_WORK TO COMPLETE_
From the entries below, gather each line containing the word "create".

Part of a data file:
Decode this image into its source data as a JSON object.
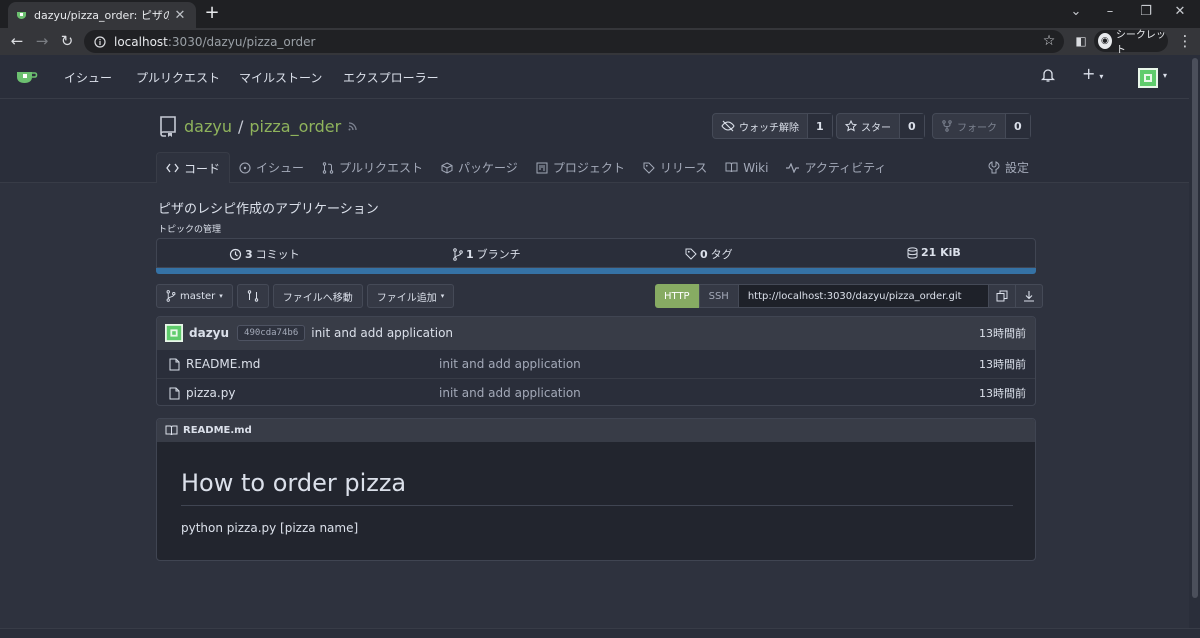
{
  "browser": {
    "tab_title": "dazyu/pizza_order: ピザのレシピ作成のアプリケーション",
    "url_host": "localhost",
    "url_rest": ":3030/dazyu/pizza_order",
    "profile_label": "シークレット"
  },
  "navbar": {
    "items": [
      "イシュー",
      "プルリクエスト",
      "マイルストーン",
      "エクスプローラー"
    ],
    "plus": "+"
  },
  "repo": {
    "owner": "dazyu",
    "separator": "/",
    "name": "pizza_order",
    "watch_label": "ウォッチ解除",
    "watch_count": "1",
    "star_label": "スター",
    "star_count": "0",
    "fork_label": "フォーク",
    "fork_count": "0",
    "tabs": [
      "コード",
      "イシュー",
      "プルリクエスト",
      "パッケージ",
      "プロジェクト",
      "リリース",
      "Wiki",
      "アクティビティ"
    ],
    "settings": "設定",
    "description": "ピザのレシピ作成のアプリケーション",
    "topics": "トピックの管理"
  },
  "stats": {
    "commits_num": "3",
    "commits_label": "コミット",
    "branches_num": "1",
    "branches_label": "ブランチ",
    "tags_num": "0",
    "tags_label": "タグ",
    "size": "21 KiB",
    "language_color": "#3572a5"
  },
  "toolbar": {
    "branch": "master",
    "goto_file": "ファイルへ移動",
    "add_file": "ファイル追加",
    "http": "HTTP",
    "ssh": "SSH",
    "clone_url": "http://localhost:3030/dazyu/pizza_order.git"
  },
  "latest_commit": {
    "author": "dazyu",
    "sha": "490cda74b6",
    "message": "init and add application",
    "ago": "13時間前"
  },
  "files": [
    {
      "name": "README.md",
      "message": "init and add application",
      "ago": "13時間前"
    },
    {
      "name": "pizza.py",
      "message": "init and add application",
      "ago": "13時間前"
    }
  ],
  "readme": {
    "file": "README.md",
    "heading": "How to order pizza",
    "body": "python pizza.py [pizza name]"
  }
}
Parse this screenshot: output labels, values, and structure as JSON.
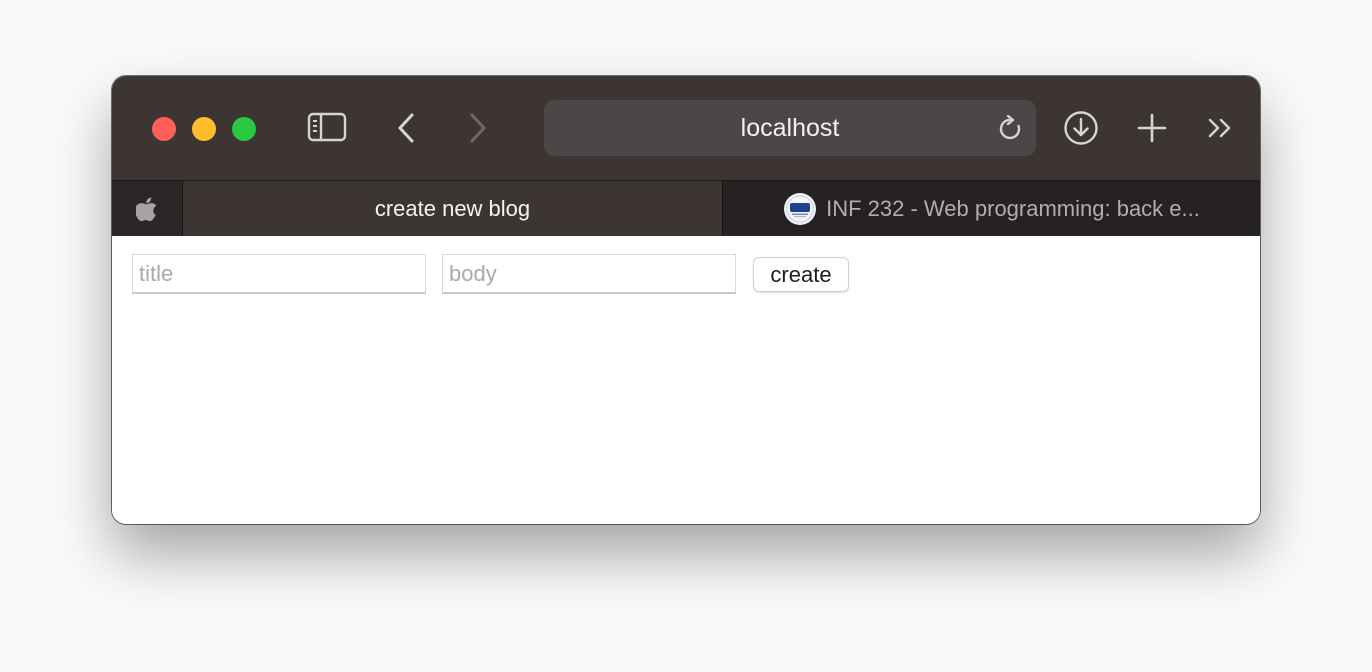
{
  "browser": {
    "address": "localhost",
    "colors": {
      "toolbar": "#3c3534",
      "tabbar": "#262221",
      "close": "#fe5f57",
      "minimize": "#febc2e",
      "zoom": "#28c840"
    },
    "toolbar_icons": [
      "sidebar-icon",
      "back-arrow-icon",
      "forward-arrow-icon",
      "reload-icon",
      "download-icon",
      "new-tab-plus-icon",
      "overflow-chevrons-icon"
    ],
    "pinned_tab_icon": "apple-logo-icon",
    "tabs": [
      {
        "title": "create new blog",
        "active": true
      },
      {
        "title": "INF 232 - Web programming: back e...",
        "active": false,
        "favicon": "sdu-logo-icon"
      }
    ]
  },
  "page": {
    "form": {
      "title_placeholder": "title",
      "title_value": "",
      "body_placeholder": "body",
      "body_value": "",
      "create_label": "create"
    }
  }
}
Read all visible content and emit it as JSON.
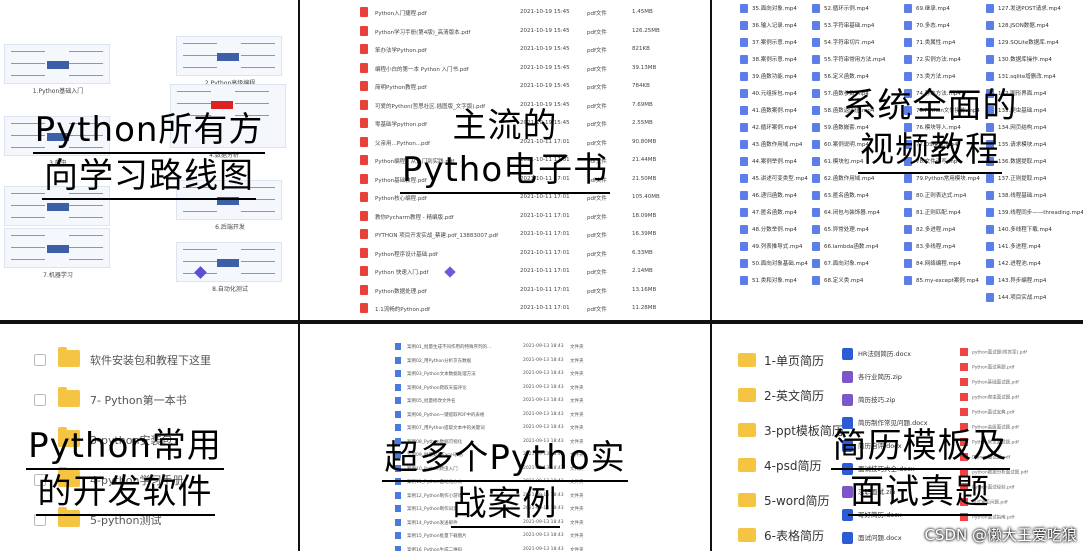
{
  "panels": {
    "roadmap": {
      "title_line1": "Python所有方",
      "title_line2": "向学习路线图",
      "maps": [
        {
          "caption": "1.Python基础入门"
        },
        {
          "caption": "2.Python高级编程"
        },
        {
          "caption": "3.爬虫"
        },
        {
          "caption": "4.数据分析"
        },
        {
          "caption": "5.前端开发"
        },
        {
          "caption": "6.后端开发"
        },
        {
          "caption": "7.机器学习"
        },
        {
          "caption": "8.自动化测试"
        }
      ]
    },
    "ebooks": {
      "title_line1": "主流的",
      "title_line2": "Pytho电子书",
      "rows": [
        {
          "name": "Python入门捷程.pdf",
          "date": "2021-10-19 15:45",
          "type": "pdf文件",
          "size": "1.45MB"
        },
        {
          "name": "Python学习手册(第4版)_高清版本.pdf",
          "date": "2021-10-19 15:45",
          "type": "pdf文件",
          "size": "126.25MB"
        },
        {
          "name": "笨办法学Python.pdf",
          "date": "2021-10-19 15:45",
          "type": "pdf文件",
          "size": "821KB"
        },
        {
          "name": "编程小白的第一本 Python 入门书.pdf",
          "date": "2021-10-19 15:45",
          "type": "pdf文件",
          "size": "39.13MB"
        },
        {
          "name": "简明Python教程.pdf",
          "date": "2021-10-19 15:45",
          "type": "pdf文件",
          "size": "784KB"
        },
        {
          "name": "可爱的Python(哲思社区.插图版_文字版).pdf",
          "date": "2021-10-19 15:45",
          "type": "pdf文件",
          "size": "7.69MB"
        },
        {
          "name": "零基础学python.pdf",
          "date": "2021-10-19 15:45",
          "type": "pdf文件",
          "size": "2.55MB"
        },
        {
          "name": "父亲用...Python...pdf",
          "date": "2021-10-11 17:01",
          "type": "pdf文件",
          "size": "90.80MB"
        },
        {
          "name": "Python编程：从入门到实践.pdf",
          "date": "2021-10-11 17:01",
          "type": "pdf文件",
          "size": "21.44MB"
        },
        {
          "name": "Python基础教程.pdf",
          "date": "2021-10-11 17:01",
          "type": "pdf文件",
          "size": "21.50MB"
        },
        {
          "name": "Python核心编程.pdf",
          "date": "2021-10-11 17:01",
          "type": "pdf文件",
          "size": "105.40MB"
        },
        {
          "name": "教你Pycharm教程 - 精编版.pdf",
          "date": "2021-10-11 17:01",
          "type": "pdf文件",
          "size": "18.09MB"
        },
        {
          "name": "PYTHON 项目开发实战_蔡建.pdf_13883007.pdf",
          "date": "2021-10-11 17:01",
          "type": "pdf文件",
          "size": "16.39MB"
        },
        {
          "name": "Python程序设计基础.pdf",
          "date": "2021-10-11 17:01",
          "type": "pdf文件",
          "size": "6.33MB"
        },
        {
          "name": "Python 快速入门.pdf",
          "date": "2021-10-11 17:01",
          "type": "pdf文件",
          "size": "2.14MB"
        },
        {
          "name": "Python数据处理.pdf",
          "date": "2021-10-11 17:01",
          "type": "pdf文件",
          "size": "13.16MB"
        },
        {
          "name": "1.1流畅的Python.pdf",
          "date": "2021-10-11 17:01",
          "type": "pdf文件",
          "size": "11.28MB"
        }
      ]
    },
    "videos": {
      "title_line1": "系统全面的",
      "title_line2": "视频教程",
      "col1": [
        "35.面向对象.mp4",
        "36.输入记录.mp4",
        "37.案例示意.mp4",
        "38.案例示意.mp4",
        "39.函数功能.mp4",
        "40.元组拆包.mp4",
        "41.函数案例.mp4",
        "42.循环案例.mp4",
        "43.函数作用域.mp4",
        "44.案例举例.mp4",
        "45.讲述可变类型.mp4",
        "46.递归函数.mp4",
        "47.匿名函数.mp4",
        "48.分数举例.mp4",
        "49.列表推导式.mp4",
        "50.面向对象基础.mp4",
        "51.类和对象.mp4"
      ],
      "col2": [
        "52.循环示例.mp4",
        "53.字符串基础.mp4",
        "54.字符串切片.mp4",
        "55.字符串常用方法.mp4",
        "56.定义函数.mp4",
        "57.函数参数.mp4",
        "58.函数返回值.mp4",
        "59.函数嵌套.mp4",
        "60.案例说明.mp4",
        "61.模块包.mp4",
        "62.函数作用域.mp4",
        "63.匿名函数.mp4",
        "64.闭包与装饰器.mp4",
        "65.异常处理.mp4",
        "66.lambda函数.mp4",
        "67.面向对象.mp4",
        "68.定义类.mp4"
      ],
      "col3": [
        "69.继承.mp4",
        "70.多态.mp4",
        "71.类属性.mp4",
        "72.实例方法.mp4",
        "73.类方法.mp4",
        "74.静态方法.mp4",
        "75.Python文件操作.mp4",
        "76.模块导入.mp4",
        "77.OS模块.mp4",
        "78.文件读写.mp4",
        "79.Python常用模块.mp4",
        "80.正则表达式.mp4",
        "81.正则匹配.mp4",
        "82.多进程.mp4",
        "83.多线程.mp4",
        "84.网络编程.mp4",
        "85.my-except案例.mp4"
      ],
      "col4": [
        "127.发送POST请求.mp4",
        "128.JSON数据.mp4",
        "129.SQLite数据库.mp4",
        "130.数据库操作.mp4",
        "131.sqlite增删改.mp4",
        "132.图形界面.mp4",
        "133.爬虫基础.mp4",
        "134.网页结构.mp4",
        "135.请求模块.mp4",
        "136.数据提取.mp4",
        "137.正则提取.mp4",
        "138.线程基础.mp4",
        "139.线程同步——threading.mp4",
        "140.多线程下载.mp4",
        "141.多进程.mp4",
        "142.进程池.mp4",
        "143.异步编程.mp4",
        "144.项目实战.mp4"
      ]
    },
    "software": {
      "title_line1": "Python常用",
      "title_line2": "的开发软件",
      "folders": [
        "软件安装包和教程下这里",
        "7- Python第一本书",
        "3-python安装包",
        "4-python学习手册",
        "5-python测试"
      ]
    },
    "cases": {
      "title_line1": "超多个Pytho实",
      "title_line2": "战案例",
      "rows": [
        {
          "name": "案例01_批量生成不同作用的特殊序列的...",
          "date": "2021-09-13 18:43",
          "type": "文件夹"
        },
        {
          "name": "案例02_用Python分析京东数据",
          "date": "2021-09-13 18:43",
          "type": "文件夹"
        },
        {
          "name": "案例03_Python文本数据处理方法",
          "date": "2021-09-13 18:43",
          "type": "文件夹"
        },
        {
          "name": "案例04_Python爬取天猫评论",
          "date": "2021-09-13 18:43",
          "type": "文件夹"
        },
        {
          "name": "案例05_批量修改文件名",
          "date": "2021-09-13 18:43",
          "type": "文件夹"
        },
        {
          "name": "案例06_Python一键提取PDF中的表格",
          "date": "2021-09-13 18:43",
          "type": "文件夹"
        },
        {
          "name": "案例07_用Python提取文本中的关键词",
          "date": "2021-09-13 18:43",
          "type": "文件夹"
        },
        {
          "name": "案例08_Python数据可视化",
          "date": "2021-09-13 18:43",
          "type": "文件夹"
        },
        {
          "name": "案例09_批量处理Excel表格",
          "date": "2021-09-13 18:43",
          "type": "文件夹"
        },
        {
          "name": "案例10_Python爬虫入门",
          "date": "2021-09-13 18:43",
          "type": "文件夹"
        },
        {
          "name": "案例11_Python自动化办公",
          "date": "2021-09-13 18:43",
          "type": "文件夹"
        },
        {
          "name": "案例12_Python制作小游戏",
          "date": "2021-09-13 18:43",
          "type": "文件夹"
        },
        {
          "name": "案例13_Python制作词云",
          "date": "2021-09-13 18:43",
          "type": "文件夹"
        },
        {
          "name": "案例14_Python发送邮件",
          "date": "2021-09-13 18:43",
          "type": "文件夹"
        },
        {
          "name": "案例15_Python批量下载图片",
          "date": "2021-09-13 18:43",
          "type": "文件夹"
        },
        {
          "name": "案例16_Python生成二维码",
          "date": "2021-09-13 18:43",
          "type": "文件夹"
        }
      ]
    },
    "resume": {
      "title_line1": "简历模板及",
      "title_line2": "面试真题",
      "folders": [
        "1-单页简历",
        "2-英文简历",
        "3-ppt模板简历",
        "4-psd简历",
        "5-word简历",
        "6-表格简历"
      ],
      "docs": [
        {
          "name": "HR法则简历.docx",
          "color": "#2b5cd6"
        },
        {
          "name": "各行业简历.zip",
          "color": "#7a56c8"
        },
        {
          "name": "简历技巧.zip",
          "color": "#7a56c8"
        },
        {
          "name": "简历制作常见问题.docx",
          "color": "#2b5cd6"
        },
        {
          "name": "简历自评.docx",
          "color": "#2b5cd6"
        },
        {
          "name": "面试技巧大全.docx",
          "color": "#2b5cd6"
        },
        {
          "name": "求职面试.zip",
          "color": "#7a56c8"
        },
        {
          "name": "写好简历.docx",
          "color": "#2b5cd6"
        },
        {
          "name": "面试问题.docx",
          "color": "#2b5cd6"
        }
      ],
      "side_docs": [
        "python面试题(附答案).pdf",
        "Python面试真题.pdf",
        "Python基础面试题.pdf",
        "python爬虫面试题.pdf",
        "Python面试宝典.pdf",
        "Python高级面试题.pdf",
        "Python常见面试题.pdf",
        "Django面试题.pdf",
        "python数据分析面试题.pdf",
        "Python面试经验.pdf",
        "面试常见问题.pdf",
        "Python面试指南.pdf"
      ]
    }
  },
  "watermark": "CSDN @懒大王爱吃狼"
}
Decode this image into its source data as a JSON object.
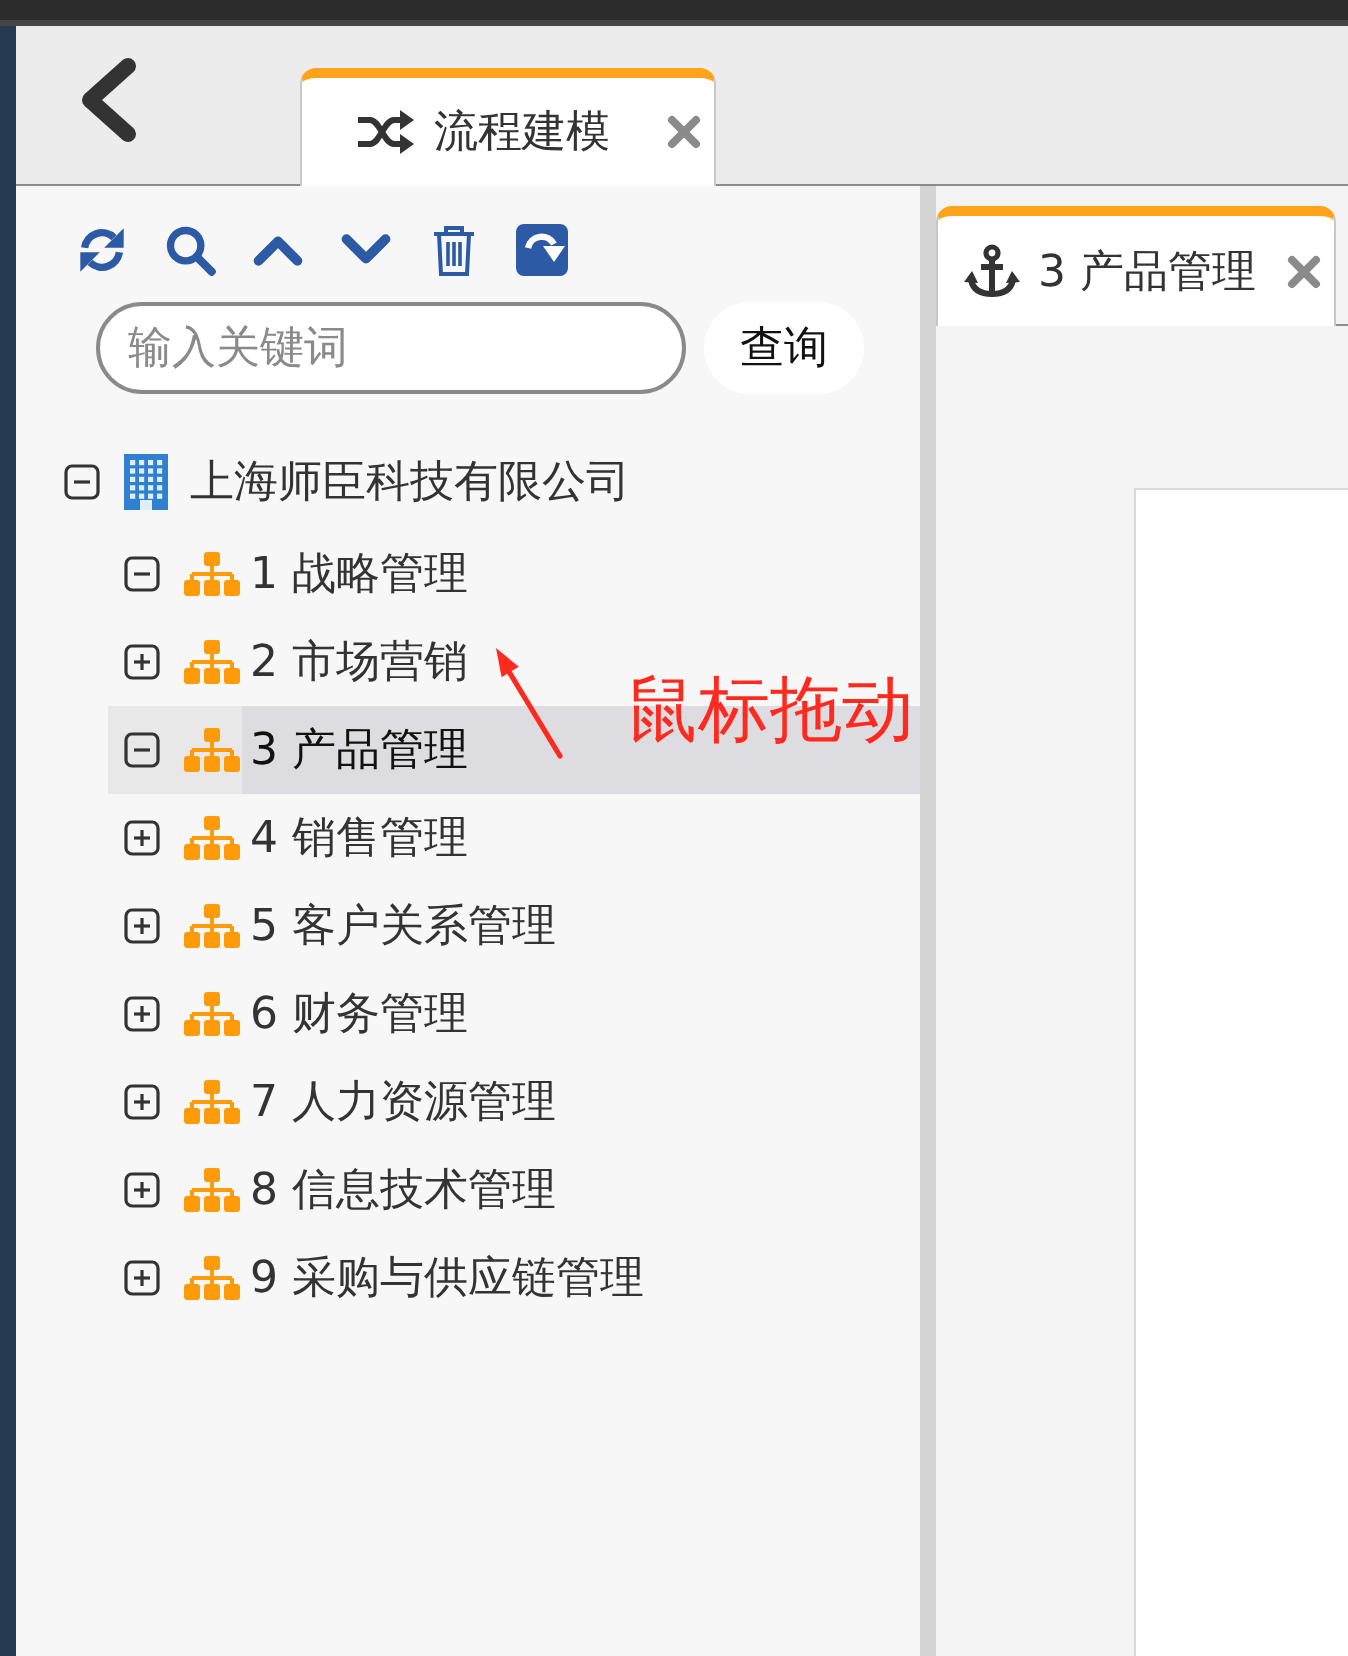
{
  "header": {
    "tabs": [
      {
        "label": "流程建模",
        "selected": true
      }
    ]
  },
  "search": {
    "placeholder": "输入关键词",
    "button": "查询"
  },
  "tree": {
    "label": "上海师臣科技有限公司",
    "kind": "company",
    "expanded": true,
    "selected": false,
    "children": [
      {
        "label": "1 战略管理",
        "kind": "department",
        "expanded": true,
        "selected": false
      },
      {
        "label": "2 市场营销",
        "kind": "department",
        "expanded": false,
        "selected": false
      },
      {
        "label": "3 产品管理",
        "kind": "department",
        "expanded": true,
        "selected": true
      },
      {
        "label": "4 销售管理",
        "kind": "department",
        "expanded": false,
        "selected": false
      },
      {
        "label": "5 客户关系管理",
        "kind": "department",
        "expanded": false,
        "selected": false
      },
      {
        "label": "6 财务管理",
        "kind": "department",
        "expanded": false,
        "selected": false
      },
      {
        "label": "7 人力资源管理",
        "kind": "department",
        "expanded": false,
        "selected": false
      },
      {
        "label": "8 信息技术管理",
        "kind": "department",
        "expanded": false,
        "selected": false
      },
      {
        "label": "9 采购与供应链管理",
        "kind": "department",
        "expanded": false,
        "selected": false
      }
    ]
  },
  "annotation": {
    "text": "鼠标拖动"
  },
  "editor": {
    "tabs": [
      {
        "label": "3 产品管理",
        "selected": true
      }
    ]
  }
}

_SOLUTION FOR THIS EXERCISE_
        "title": "create new blog",
      "create_label": "create"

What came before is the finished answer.